:: Input for this task
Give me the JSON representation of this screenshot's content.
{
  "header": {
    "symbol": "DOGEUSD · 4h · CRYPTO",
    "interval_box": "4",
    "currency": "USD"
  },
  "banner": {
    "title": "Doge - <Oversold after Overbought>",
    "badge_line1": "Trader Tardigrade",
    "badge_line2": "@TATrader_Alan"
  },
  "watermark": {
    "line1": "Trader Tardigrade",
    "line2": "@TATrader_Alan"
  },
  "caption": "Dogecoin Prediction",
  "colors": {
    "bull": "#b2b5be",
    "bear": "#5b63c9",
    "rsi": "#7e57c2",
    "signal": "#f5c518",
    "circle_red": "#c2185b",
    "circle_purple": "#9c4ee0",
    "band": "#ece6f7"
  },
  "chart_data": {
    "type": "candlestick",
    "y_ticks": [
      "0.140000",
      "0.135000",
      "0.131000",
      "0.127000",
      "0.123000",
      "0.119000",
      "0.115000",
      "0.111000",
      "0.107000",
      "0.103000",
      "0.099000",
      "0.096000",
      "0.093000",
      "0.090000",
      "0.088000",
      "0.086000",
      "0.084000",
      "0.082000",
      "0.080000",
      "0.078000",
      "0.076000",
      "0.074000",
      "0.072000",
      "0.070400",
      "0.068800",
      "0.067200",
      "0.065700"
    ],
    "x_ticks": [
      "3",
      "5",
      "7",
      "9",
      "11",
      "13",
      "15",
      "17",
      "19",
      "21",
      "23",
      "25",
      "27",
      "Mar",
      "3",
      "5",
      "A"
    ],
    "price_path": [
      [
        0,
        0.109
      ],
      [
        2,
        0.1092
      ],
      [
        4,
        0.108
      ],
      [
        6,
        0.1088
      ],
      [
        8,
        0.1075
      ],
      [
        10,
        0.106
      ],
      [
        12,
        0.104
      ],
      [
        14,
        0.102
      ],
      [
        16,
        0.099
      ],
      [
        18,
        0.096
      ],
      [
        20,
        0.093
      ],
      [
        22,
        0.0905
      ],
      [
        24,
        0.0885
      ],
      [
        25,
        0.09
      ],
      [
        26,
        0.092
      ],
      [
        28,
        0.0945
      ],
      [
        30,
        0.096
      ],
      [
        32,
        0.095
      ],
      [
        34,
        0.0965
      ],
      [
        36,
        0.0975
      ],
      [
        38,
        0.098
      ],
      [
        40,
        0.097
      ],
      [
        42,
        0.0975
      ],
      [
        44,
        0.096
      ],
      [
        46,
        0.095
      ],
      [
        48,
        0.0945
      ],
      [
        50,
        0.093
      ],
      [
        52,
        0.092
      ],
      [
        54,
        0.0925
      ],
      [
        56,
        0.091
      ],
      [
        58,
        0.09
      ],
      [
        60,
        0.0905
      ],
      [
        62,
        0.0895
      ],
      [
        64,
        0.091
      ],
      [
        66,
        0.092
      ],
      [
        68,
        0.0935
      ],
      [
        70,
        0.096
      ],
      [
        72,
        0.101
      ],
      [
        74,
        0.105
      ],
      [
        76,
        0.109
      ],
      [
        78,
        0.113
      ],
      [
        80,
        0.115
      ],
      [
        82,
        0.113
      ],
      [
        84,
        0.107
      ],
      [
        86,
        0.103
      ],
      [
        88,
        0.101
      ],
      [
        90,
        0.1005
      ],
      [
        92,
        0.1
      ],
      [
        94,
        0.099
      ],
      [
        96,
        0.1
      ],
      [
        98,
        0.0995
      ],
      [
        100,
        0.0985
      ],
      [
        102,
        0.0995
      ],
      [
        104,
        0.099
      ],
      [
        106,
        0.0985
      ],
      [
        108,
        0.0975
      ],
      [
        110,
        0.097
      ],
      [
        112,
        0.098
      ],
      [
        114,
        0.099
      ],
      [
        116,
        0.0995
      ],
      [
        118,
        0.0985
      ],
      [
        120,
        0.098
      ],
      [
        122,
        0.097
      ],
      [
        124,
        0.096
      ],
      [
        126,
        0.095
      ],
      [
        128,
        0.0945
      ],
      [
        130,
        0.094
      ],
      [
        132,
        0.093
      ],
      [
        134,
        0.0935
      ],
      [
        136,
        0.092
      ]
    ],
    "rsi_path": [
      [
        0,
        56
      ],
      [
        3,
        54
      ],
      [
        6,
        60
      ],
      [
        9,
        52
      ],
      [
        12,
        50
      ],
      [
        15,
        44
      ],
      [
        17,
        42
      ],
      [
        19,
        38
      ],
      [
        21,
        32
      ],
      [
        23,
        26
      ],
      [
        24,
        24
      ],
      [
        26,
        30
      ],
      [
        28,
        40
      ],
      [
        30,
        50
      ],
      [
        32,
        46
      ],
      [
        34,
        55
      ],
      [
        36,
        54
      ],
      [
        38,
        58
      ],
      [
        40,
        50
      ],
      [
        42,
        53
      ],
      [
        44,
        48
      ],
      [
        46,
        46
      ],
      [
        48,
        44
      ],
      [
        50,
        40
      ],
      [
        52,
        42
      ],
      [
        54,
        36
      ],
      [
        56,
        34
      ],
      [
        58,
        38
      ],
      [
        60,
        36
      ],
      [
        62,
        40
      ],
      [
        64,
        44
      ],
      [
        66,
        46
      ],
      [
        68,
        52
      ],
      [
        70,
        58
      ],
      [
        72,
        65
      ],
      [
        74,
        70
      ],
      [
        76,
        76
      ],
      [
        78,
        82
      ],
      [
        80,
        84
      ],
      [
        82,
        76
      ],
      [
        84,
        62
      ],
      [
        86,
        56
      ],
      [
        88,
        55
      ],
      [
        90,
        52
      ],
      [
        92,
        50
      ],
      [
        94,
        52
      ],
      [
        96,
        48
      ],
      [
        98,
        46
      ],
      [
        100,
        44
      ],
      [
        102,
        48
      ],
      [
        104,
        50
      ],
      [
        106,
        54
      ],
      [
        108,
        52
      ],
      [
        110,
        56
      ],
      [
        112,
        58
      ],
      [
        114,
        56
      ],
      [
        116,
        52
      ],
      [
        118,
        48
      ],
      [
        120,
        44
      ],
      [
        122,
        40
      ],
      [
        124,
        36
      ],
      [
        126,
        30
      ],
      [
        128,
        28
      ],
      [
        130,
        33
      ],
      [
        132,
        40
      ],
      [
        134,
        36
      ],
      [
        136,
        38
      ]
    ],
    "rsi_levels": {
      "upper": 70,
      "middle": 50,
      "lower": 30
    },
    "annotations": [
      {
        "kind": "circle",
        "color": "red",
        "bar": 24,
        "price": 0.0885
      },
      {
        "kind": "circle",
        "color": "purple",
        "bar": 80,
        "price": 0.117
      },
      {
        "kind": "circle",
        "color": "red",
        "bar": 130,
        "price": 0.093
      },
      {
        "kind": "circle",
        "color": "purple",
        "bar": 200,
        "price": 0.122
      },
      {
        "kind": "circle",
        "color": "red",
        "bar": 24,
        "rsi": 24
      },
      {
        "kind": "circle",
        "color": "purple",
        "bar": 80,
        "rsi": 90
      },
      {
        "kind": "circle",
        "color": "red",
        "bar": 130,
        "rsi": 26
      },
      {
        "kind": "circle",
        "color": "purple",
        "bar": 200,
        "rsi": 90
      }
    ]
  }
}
::::
> [Job] Each line of the listing should be copied exactly.

> [Written solution]
Give me the JSON representation of this screenshot's content.
{
  "header": {
    "symbol": "DOGEUSD · 4h · CRYPTO",
    "interval_box": "4",
    "currency": "USD"
  },
  "banner": {
    "title": "Doge - <Oversold after Overbought>",
    "badge_line1": "Trader Tardigrade",
    "badge_line2": "@TATrader_Alan"
  },
  "watermark": {
    "line1": "Trader Tardigrade",
    "line2": "@TATrader_Alan"
  },
  "caption": "Dogecoin Prediction",
  "colors": {
    "bull": "#b2b5be",
    "bear": "#5b63c9",
    "rsi": "#7e57c2",
    "signal": "#f5c518",
    "circle_red": "#c2185b",
    "circle_purple": "#9c4ee0",
    "band": "#ece6f7"
  },
  "chart_data": {
    "type": "candlestick",
    "y_ticks": [
      "0.140000",
      "0.135000",
      "0.131000",
      "0.127000",
      "0.123000",
      "0.119000",
      "0.115000",
      "0.111000",
      "0.107000",
      "0.103000",
      "0.099000",
      "0.096000",
      "0.093000",
      "0.090000",
      "0.088000",
      "0.086000",
      "0.084000",
      "0.082000",
      "0.080000",
      "0.078000",
      "0.076000",
      "0.074000",
      "0.072000",
      "0.070400",
      "0.068800",
      "0.067200",
      "0.065700"
    ],
    "x_ticks": [
      "3",
      "5",
      "7",
      "9",
      "11",
      "13",
      "15",
      "17",
      "19",
      "21",
      "23",
      "25",
      "27",
      "Mar",
      "3",
      "5",
      "A"
    ],
    "price_path": [
      [
        0,
        0.109
      ],
      [
        2,
        0.1092
      ],
      [
        4,
        0.108
      ],
      [
        6,
        0.1088
      ],
      [
        8,
        0.1075
      ],
      [
        10,
        0.106
      ],
      [
        12,
        0.104
      ],
      [
        14,
        0.102
      ],
      [
        16,
        0.099
      ],
      [
        18,
        0.096
      ],
      [
        20,
        0.093
      ],
      [
        22,
        0.0905
      ],
      [
        24,
        0.0885
      ],
      [
        25,
        0.09
      ],
      [
        26,
        0.092
      ],
      [
        28,
        0.0945
      ],
      [
        30,
        0.096
      ],
      [
        32,
        0.095
      ],
      [
        34,
        0.0965
      ],
      [
        36,
        0.0975
      ],
      [
        38,
        0.098
      ],
      [
        40,
        0.097
      ],
      [
        42,
        0.0975
      ],
      [
        44,
        0.096
      ],
      [
        46,
        0.095
      ],
      [
        48,
        0.0945
      ],
      [
        50,
        0.093
      ],
      [
        52,
        0.092
      ],
      [
        54,
        0.0925
      ],
      [
        56,
        0.091
      ],
      [
        58,
        0.09
      ],
      [
        60,
        0.0905
      ],
      [
        62,
        0.0895
      ],
      [
        64,
        0.091
      ],
      [
        66,
        0.092
      ],
      [
        68,
        0.0935
      ],
      [
        70,
        0.096
      ],
      [
        72,
        0.101
      ],
      [
        74,
        0.105
      ],
      [
        76,
        0.109
      ],
      [
        78,
        0.113
      ],
      [
        80,
        0.115
      ],
      [
        82,
        0.113
      ],
      [
        84,
        0.107
      ],
      [
        86,
        0.103
      ],
      [
        88,
        0.101
      ],
      [
        90,
        0.1005
      ],
      [
        92,
        0.1
      ],
      [
        94,
        0.099
      ],
      [
        96,
        0.1
      ],
      [
        98,
        0.0995
      ],
      [
        100,
        0.0985
      ],
      [
        102,
        0.0995
      ],
      [
        104,
        0.099
      ],
      [
        106,
        0.0985
      ],
      [
        108,
        0.0975
      ],
      [
        110,
        0.097
      ],
      [
        112,
        0.098
      ],
      [
        114,
        0.099
      ],
      [
        116,
        0.0995
      ],
      [
        118,
        0.0985
      ],
      [
        120,
        0.098
      ],
      [
        122,
        0.097
      ],
      [
        124,
        0.096
      ],
      [
        126,
        0.095
      ],
      [
        128,
        0.0945
      ],
      [
        130,
        0.094
      ],
      [
        132,
        0.093
      ],
      [
        134,
        0.0935
      ],
      [
        136,
        0.092
      ]
    ],
    "rsi_path": [
      [
        0,
        56
      ],
      [
        3,
        54
      ],
      [
        6,
        60
      ],
      [
        9,
        52
      ],
      [
        12,
        50
      ],
      [
        15,
        44
      ],
      [
        17,
        42
      ],
      [
        19,
        38
      ],
      [
        21,
        32
      ],
      [
        23,
        26
      ],
      [
        24,
        24
      ],
      [
        26,
        30
      ],
      [
        28,
        40
      ],
      [
        30,
        50
      ],
      [
        32,
        46
      ],
      [
        34,
        55
      ],
      [
        36,
        54
      ],
      [
        38,
        58
      ],
      [
        40,
        50
      ],
      [
        42,
        53
      ],
      [
        44,
        48
      ],
      [
        46,
        46
      ],
      [
        48,
        44
      ],
      [
        50,
        40
      ],
      [
        52,
        42
      ],
      [
        54,
        36
      ],
      [
        56,
        34
      ],
      [
        58,
        38
      ],
      [
        60,
        36
      ],
      [
        62,
        40
      ],
      [
        64,
        44
      ],
      [
        66,
        46
      ],
      [
        68,
        52
      ],
      [
        70,
        58
      ],
      [
        72,
        65
      ],
      [
        74,
        70
      ],
      [
        76,
        76
      ],
      [
        78,
        82
      ],
      [
        80,
        84
      ],
      [
        82,
        76
      ],
      [
        84,
        62
      ],
      [
        86,
        56
      ],
      [
        88,
        55
      ],
      [
        90,
        52
      ],
      [
        92,
        50
      ],
      [
        94,
        52
      ],
      [
        96,
        48
      ],
      [
        98,
        46
      ],
      [
        100,
        44
      ],
      [
        102,
        48
      ],
      [
        104,
        50
      ],
      [
        106,
        54
      ],
      [
        108,
        52
      ],
      [
        110,
        56
      ],
      [
        112,
        58
      ],
      [
        114,
        56
      ],
      [
        116,
        52
      ],
      [
        118,
        48
      ],
      [
        120,
        44
      ],
      [
        122,
        40
      ],
      [
        124,
        36
      ],
      [
        126,
        30
      ],
      [
        128,
        28
      ],
      [
        130,
        33
      ],
      [
        132,
        40
      ],
      [
        134,
        36
      ],
      [
        136,
        38
      ]
    ],
    "rsi_levels": {
      "upper": 70,
      "middle": 50,
      "lower": 30
    },
    "annotations": [
      {
        "kind": "circle",
        "color": "red",
        "bar": 24,
        "price": 0.0885
      },
      {
        "kind": "circle",
        "color": "purple",
        "bar": 80,
        "price": 0.117
      },
      {
        "kind": "circle",
        "color": "red",
        "bar": 130,
        "price": 0.093
      },
      {
        "kind": "circle",
        "color": "purple",
        "bar": 200,
        "price": 0.122
      },
      {
        "kind": "circle",
        "color": "red",
        "bar": 24,
        "rsi": 24
      },
      {
        "kind": "circle",
        "color": "purple",
        "bar": 80,
        "rsi": 90
      },
      {
        "kind": "circle",
        "color": "red",
        "bar": 130,
        "rsi": 26
      },
      {
        "kind": "circle",
        "color": "purple",
        "bar": 200,
        "rsi": 90
      }
    ]
  }
}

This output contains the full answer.